Stored data
►

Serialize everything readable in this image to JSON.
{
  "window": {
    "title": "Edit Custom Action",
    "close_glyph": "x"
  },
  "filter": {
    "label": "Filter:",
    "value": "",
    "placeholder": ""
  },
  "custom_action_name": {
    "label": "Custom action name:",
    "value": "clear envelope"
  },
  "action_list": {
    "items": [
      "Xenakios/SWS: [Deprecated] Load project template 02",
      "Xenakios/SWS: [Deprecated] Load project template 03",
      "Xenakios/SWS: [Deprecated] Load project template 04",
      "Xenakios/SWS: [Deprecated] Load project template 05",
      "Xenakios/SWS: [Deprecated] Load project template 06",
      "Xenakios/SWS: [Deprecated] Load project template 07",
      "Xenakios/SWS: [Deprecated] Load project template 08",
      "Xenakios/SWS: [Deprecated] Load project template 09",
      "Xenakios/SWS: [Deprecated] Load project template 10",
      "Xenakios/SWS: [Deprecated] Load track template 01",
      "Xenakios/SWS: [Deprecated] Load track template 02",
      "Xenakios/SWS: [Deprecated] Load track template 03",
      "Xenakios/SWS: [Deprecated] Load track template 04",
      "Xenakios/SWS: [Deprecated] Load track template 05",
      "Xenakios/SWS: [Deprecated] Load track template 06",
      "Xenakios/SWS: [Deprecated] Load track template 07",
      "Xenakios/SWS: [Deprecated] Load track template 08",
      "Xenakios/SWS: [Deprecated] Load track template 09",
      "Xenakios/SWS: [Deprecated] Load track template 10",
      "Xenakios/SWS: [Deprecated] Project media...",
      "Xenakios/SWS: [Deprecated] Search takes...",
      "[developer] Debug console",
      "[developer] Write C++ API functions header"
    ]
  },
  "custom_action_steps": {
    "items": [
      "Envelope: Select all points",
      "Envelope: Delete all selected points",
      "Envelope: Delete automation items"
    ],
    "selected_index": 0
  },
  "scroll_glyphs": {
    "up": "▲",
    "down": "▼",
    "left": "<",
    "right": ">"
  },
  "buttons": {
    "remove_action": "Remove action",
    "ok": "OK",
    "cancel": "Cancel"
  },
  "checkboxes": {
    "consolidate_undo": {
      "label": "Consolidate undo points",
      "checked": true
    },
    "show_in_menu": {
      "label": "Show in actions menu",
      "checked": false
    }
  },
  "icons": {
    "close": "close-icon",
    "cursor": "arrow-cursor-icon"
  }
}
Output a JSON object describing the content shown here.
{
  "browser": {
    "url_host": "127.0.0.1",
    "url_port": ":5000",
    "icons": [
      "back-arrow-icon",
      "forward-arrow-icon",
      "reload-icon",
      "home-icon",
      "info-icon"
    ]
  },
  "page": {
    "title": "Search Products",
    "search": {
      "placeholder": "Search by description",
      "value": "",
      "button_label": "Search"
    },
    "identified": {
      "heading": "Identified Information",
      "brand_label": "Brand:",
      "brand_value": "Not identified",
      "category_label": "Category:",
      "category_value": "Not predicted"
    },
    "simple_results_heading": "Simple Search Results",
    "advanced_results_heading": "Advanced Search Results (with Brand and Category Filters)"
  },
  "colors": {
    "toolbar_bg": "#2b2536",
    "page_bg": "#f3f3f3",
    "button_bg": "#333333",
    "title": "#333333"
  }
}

◄

* **Your objective**:
Write out every record verbatim.

* **Reply to the task**:
Serialize everything readable in this image to JSON.
{
  "window": {
    "title": "Edit Custom Action",
    "close_glyph": "x"
  },
  "filter": {
    "label": "Filter:",
    "value": "",
    "placeholder": ""
  },
  "custom_action_name": {
    "label": "Custom action name:",
    "value": "clear envelope"
  },
  "action_list": {
    "items": [
      "Xenakios/SWS: [Deprecated] Load project template 02",
      "Xenakios/SWS: [Deprecated] Load project template 03",
      "Xenakios/SWS: [Deprecated] Load project template 04",
      "Xenakios/SWS: [Deprecated] Load project template 05",
      "Xenakios/SWS: [Deprecated] Load project template 06",
      "Xenakios/SWS: [Deprecated] Load project template 07",
      "Xenakios/SWS: [Deprecated] Load project template 08",
      "Xenakios/SWS: [Deprecated] Load project template 09",
      "Xenakios/SWS: [Deprecated] Load project template 10",
      "Xenakios/SWS: [Deprecated] Load track template 01",
      "Xenakios/SWS: [Deprecated] Load track template 02",
      "Xenakios/SWS: [Deprecated] Load track template 03",
      "Xenakios/SWS: [Deprecated] Load track template 04",
      "Xenakios/SWS: [Deprecated] Load track template 05",
      "Xenakios/SWS: [Deprecated] Load track template 06",
      "Xenakios/SWS: [Deprecated] Load track template 07",
      "Xenakios/SWS: [Deprecated] Load track template 08",
      "Xenakios/SWS: [Deprecated] Load track template 09",
      "Xenakios/SWS: [Deprecated] Load track template 10",
      "Xenakios/SWS: [Deprecated] Project media...",
      "Xenakios/SWS: [Deprecated] Search takes...",
      "[developer] Debug console",
      "[developer] Write C++ API functions header"
    ]
  },
  "custom_action_steps": {
    "items": [
      "Envelope: Select all points",
      "Envelope: Delete all selected points",
      "Envelope: Delete automation items"
    ],
    "selected_index": 0
  },
  "scroll_glyphs": {
    "up": "▲",
    "down": "▼",
    "left": "<",
    "right": ">"
  },
  "buttons": {
    "remove_action": "Remove action",
    "ok": "OK",
    "cancel": "Cancel"
  },
  "checkboxes": {
    "consolidate_undo": {
      "label": "Consolidate undo points",
      "checked": true
    },
    "show_in_menu": {
      "label": "Show in actions menu",
      "checked": false
    }
  },
  "icons": {
    "close": "close-icon",
    "cursor": "arrow-cursor-icon"
  }
}
Output a JSON object describing the content shown here.
{
  "browser": {
    "url_host": "127.0.0.1",
    "url_port": ":5000",
    "icons": [
      "back-arrow-icon",
      "forward-arrow-icon",
      "reload-icon",
      "home-icon",
      "info-icon"
    ]
  },
  "page": {
    "title": "Search Products",
    "search": {
      "placeholder": "Search by description",
      "value": "",
      "button_label": "Search"
    },
    "identified": {
      "heading": "Identified Information",
      "brand_label": "Brand:",
      "brand_value": "Not identified",
      "category_label": "Category:",
      "category_value": "Not predicted"
    },
    "simple_results_heading": "Simple Search Results",
    "advanced_results_heading": "Advanced Search Results (with Brand and Category Filters)"
  },
  "colors": {
    "toolbar_bg": "#2b2536",
    "page_bg": "#f3f3f3",
    "button_bg": "#333333",
    "title": "#333333"
  }
}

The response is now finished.